**What you will do:** Print the entries in full, word for word, but not the pictures.

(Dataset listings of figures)
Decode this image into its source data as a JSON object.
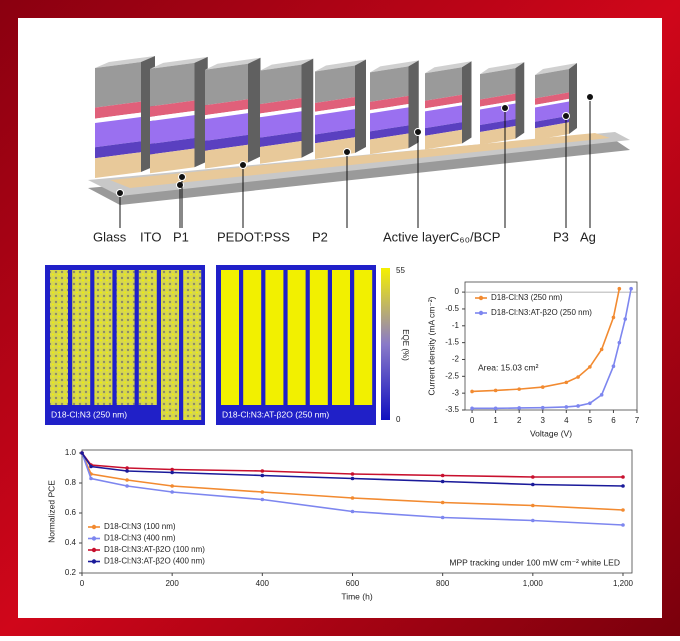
{
  "schematic": {
    "labels": [
      "Glass",
      "ITO",
      "P1",
      "PEDOT:PSS",
      "P2",
      "Active layer",
      "C₆₀/BCP",
      "P3",
      "Ag"
    ]
  },
  "eqe_maps": {
    "panels": [
      {
        "label": "D18-Cl:N3 (250 nm)"
      },
      {
        "label": "D18-Cl:N3:AT-β2O (250 nm)"
      }
    ],
    "colorbar": {
      "title": "EQE (%)",
      "ticks": [
        0,
        55
      ]
    }
  },
  "chart_data": [
    {
      "type": "line",
      "x_label": "Voltage (V)",
      "y_label": "Current density (mA cm⁻²)",
      "annotation": "Area: 15.03 cm²",
      "x": [
        0,
        1,
        2,
        3,
        4,
        4.5,
        5,
        5.5,
        6,
        6.25,
        6.5,
        6.75
      ],
      "xlim": [
        -0.3,
        7
      ],
      "xticks": [
        0,
        1,
        2,
        3,
        4,
        5,
        6,
        7
      ],
      "ylim": [
        -3.5,
        0.3
      ],
      "yticks": [
        0,
        -0.5,
        -1,
        -1.5,
        -2,
        -2.5,
        -3,
        -3.5
      ],
      "series": [
        {
          "name": "D18-Cl:N3 (250 nm)",
          "color": "#f28a30",
          "values": [
            -2.95,
            -2.92,
            -2.88,
            -2.82,
            -2.68,
            -2.52,
            -2.22,
            -1.7,
            -0.75,
            0.1,
            null,
            null
          ]
        },
        {
          "name": "D18-Cl:N3:AT-β2O (250 nm)",
          "color": "#7d86ef",
          "values": [
            -3.45,
            -3.45,
            -3.44,
            -3.43,
            -3.41,
            -3.38,
            -3.3,
            -3.05,
            -2.2,
            -1.5,
            -0.8,
            0.1
          ]
        }
      ]
    },
    {
      "type": "line",
      "x_label": "Time (h)",
      "y_label": "Normalized PCE",
      "annotation": "MPP tracking under 100 mW cm⁻² white LED",
      "x": [
        0,
        20,
        100,
        200,
        400,
        600,
        800,
        1000,
        1200
      ],
      "xlim": [
        0,
        1220
      ],
      "xticks": [
        0,
        200,
        400,
        600,
        800,
        {
          "value": 1000,
          "label": "1,000"
        },
        {
          "value": 1200,
          "label": "1,200"
        }
      ],
      "ylim": [
        0.2,
        1.02
      ],
      "yticks": [
        0.2,
        0.4,
        0.6,
        0.8,
        {
          "value": 1,
          "label": "1.0"
        }
      ],
      "series": [
        {
          "name": "D18-Cl:N3 (100 nm)",
          "color": "#f28a30",
          "values": [
            1.0,
            0.86,
            0.82,
            0.78,
            0.74,
            0.7,
            0.67,
            0.65,
            0.62
          ]
        },
        {
          "name": "D18-Cl:N3 (400 nm)",
          "color": "#7d86ef",
          "values": [
            1.0,
            0.83,
            0.78,
            0.74,
            0.69,
            0.61,
            0.57,
            0.55,
            0.52
          ]
        },
        {
          "name": "D18-Cl:N3:AT-β2O (100 nm)",
          "color": "#c8102e",
          "values": [
            1.0,
            0.92,
            0.9,
            0.89,
            0.88,
            0.86,
            0.85,
            0.84,
            0.84
          ]
        },
        {
          "name": "D18-Cl:N3:AT-β2O (400 nm)",
          "color": "#1a1a9a",
          "values": [
            1.0,
            0.91,
            0.88,
            0.87,
            0.85,
            0.83,
            0.81,
            0.79,
            0.78
          ]
        }
      ]
    }
  ]
}
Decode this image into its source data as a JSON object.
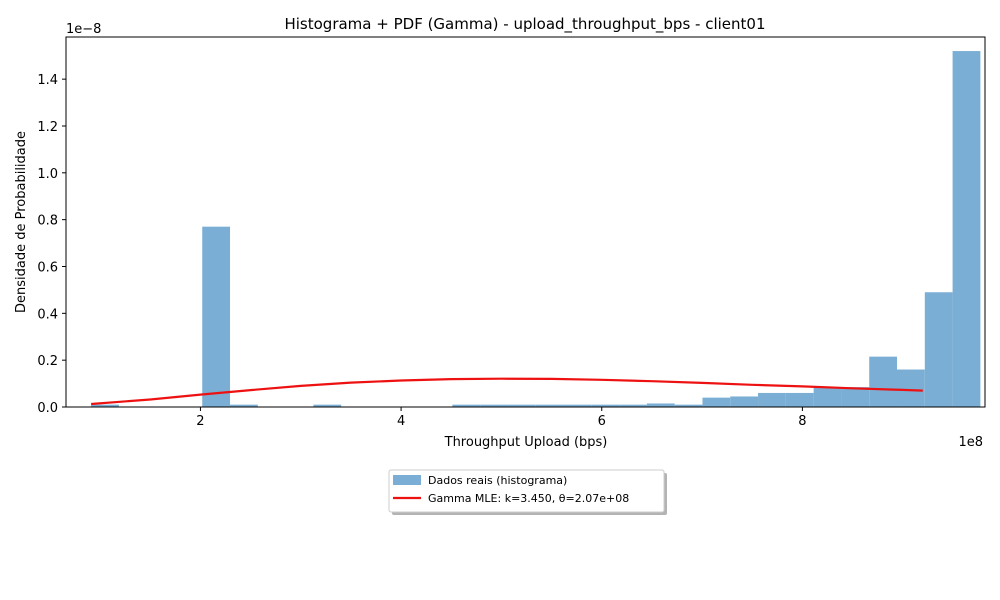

**Output for this exercise:**
Decode this image into its source data as a JSON object.
{
  "schematic": {
    "labels": [
      "Glass",
      "ITO",
      "P1",
      "PEDOT:PSS",
      "P2",
      "Active layer",
      "C₆₀/BCP",
      "P3",
      "Ag"
    ]
  },
  "eqe_maps": {
    "panels": [
      {
        "label": "D18-Cl:N3 (250 nm)"
      },
      {
        "label": "D18-Cl:N3:AT-β2O (250 nm)"
      }
    ],
    "colorbar": {
      "title": "EQE (%)",
      "ticks": [
        0,
        55
      ]
    }
  },
  "chart_data": [
    {
      "type": "line",
      "x_label": "Voltage (V)",
      "y_label": "Current density (mA cm⁻²)",
      "annotation": "Area: 15.03 cm²",
      "x": [
        0,
        1,
        2,
        3,
        4,
        4.5,
        5,
        5.5,
        6,
        6.25,
        6.5,
        6.75
      ],
      "xlim": [
        -0.3,
        7
      ],
      "xticks": [
        0,
        1,
        2,
        3,
        4,
        5,
        6,
        7
      ],
      "ylim": [
        -3.5,
        0.3
      ],
      "yticks": [
        0,
        -0.5,
        -1,
        -1.5,
        -2,
        -2.5,
        -3,
        -3.5
      ],
      "series": [
        {
          "name": "D18-Cl:N3 (250 nm)",
          "color": "#f28a30",
          "values": [
            -2.95,
            -2.92,
            -2.88,
            -2.82,
            -2.68,
            -2.52,
            -2.22,
            -1.7,
            -0.75,
            0.1,
            null,
            null
          ]
        },
        {
          "name": "D18-Cl:N3:AT-β2O (250 nm)",
          "color": "#7d86ef",
          "values": [
            -3.45,
            -3.45,
            -3.44,
            -3.43,
            -3.41,
            -3.38,
            -3.3,
            -3.05,
            -2.2,
            -1.5,
            -0.8,
            0.1
          ]
        }
      ]
    },
    {
      "type": "line",
      "x_label": "Time (h)",
      "y_label": "Normalized PCE",
      "annotation": "MPP tracking under 100 mW cm⁻² white LED",
      "x": [
        0,
        20,
        100,
        200,
        400,
        600,
        800,
        1000,
        1200
      ],
      "xlim": [
        0,
        1220
      ],
      "xticks": [
        0,
        200,
        400,
        600,
        800,
        {
          "value": 1000,
          "label": "1,000"
        },
        {
          "value": 1200,
          "label": "1,200"
        }
      ],
      "ylim": [
        0.2,
        1.02
      ],
      "yticks": [
        0.2,
        0.4,
        0.6,
        0.8,
        {
          "value": 1,
          "label": "1.0"
        }
      ],
      "series": [
        {
          "name": "D18-Cl:N3 (100 nm)",
          "color": "#f28a30",
          "values": [
            1.0,
            0.86,
            0.82,
            0.78,
            0.74,
            0.7,
            0.67,
            0.65,
            0.62
          ]
        },
        {
          "name": "D18-Cl:N3 (400 nm)",
          "color": "#7d86ef",
          "values": [
            1.0,
            0.83,
            0.78,
            0.74,
            0.69,
            0.61,
            0.57,
            0.55,
            0.52
          ]
        },
        {
          "name": "D18-Cl:N3:AT-β2O (100 nm)",
          "color": "#c8102e",
          "values": [
            1.0,
            0.92,
            0.9,
            0.89,
            0.88,
            0.86,
            0.85,
            0.84,
            0.84
          ]
        },
        {
          "name": "D18-Cl:N3:AT-β2O (400 nm)",
          "color": "#1a1a9a",
          "values": [
            1.0,
            0.91,
            0.88,
            0.87,
            0.85,
            0.83,
            0.81,
            0.79,
            0.78
          ]
        }
      ]
    }
  ]
}
Decode this image into its source data as a JSON object.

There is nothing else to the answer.